→ RECORDS TO PROCESS:
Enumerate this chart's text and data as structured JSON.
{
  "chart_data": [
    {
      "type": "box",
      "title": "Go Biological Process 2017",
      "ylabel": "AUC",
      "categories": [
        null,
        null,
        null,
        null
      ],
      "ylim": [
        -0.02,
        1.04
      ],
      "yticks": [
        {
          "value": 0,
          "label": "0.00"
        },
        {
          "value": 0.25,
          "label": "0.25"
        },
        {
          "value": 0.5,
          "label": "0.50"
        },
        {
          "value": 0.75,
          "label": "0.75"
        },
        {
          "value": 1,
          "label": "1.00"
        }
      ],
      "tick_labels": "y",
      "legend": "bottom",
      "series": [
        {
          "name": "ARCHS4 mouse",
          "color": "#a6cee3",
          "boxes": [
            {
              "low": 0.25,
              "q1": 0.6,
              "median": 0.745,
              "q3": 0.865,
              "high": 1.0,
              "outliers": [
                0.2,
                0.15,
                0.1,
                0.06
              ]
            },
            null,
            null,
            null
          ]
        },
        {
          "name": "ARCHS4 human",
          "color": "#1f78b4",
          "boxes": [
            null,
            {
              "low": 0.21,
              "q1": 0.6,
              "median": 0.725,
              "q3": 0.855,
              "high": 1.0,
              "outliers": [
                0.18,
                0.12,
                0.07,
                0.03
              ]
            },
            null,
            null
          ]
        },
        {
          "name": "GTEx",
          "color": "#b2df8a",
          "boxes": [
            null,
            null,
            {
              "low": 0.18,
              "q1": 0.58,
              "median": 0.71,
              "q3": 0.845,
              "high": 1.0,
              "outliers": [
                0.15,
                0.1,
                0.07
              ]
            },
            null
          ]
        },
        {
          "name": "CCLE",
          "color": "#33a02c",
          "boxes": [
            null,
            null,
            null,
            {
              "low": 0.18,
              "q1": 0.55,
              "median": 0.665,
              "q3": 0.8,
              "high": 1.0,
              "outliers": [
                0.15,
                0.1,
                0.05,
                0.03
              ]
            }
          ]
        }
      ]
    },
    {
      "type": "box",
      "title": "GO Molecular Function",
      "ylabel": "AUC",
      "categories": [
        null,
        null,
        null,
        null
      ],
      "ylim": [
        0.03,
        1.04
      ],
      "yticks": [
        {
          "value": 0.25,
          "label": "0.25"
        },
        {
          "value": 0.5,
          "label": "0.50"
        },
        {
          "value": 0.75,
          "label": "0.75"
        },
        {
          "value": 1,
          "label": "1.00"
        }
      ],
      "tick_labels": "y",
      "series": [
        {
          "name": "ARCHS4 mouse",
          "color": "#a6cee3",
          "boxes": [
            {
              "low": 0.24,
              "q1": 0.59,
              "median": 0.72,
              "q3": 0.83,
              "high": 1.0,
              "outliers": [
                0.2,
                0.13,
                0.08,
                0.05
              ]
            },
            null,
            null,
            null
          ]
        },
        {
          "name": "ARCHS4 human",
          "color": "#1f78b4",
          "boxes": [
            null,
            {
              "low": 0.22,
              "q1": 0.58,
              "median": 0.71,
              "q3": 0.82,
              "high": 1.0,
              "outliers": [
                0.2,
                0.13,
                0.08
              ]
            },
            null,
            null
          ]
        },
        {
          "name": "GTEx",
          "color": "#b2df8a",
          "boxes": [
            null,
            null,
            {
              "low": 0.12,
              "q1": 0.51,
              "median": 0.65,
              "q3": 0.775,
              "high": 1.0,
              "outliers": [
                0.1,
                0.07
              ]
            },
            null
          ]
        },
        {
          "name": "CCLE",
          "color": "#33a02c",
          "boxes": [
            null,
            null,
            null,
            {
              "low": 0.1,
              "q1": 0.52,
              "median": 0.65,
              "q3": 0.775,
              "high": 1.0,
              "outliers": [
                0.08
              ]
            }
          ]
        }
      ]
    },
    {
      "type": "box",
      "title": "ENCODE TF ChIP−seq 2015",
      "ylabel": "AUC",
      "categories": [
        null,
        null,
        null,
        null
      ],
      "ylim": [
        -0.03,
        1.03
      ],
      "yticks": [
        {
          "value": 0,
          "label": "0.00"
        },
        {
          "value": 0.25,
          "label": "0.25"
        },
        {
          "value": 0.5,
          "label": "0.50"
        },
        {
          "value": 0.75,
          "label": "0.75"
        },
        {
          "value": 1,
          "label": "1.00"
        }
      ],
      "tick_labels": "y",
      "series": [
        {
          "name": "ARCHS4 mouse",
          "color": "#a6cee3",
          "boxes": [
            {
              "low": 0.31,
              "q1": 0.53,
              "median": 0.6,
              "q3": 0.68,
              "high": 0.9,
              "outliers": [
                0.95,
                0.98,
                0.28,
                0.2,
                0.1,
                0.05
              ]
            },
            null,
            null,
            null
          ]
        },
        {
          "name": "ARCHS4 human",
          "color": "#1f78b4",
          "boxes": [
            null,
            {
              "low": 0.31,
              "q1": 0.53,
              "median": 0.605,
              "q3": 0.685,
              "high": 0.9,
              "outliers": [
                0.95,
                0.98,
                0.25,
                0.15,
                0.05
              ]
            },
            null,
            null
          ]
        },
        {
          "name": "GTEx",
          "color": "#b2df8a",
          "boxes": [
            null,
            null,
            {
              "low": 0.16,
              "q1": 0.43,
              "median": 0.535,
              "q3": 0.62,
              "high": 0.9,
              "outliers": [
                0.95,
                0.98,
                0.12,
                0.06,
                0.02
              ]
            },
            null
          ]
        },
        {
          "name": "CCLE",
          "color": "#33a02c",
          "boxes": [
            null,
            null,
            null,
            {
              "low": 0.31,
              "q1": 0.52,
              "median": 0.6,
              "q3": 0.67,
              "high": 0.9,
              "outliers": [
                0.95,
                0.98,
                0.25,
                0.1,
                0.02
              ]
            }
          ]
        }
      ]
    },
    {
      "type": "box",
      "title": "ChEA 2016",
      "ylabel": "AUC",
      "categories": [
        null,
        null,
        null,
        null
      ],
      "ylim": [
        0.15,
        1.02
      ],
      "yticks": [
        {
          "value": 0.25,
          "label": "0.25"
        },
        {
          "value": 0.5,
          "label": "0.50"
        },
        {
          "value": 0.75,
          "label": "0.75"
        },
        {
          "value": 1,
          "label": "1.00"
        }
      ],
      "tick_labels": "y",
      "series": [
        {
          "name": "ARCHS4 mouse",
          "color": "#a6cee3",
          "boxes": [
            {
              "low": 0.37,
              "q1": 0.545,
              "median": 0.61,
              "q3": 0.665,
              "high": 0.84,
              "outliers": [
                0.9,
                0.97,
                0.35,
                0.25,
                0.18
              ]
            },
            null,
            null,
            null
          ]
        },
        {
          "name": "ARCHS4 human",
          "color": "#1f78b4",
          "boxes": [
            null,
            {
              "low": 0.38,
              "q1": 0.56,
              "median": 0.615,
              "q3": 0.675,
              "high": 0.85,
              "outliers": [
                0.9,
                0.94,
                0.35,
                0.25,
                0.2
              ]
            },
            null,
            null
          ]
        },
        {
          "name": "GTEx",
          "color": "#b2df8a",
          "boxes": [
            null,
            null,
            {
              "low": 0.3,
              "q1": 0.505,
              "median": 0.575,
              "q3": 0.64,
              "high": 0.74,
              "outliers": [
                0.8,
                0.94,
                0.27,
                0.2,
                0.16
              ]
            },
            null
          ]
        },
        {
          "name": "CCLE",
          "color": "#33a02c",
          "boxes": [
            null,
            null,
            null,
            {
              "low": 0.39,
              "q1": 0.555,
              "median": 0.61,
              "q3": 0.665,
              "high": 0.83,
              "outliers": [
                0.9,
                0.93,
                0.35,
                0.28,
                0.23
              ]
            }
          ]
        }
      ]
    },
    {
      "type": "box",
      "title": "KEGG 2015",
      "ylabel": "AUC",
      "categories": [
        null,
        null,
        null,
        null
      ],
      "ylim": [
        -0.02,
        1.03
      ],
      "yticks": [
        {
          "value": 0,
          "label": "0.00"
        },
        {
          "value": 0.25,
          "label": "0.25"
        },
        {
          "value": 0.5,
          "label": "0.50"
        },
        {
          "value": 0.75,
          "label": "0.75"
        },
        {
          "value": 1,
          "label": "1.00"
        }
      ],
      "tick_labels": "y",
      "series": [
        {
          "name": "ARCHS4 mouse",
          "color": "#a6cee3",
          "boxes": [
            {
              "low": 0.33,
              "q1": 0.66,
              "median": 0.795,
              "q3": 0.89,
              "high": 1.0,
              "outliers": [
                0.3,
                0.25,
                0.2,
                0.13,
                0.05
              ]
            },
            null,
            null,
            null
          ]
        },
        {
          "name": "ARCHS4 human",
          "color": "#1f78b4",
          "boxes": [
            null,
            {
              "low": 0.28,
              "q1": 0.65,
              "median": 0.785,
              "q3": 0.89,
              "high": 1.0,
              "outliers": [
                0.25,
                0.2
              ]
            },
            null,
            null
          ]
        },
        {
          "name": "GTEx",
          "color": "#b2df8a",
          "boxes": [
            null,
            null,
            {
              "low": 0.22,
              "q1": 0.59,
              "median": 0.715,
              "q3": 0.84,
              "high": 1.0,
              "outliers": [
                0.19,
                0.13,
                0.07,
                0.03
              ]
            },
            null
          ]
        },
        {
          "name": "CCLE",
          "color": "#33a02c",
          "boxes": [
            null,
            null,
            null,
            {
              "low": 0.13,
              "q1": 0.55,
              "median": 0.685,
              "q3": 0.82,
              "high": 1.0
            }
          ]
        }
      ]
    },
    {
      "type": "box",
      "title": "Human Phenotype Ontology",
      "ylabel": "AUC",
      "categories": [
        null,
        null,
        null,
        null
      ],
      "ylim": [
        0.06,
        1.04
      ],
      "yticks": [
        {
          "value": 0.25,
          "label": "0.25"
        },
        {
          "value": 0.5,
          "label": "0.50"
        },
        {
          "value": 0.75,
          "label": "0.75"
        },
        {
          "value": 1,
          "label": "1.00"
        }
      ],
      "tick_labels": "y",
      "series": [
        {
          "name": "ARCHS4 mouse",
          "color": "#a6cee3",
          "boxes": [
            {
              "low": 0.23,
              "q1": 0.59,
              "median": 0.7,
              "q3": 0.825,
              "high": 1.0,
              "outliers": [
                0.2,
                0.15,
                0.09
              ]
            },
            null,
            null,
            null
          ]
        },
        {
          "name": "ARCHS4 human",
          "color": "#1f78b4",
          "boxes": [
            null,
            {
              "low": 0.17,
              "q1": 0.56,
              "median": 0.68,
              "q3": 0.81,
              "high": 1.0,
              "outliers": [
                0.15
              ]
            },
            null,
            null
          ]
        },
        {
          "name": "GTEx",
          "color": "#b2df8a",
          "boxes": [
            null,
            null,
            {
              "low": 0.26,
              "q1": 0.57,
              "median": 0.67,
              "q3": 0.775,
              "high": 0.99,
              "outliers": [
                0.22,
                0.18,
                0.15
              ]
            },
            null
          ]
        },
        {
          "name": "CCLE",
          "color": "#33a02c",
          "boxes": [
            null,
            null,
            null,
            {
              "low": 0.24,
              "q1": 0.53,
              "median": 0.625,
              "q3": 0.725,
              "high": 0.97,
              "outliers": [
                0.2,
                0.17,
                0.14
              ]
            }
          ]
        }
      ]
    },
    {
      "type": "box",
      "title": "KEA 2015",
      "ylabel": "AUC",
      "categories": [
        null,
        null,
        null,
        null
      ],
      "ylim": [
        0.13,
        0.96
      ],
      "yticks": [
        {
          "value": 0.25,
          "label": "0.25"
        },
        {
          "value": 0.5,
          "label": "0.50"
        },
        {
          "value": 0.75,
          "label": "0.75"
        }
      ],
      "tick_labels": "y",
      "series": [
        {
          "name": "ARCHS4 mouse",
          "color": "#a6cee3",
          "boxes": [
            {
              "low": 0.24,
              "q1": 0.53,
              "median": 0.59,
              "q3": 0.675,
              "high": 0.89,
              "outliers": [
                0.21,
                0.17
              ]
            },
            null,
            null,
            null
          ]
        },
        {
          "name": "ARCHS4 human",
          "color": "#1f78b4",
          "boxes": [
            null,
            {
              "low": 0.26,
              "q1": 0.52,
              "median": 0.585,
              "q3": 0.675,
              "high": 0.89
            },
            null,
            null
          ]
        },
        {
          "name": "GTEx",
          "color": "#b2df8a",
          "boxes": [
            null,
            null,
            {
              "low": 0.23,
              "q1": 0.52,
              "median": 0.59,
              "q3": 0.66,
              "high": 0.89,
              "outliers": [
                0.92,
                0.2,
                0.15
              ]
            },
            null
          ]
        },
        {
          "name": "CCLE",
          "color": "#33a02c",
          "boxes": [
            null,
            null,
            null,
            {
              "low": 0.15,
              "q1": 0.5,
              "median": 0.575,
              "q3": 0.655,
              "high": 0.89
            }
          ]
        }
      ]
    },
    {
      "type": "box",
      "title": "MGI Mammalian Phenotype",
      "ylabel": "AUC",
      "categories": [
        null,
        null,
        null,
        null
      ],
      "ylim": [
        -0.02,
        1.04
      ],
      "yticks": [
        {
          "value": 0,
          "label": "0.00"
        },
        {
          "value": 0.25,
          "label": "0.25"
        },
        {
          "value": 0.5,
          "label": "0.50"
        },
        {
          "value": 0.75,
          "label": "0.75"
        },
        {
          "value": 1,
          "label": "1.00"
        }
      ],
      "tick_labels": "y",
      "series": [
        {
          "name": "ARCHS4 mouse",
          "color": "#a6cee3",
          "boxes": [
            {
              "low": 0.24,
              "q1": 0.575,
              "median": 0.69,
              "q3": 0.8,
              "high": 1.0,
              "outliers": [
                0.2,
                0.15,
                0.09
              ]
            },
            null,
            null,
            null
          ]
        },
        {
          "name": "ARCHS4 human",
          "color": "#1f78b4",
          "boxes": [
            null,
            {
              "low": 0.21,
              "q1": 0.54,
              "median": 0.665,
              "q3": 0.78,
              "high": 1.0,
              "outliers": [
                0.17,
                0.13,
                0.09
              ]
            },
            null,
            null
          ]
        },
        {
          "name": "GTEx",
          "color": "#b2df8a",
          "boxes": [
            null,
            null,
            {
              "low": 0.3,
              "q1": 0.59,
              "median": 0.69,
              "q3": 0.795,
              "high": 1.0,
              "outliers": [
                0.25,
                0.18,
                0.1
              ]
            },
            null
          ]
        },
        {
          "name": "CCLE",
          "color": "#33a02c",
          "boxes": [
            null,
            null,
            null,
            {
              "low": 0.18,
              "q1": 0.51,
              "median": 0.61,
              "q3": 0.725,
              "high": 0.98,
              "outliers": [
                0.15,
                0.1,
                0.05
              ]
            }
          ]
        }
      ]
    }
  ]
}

→ OBJECTIVE: Gather from the records above every line containing the string "Phenotype".

→ SOLVED EXERCISE:
      "title": "Human Phenotype Ontology",
      "title": "MGI Mammalian Phenotype",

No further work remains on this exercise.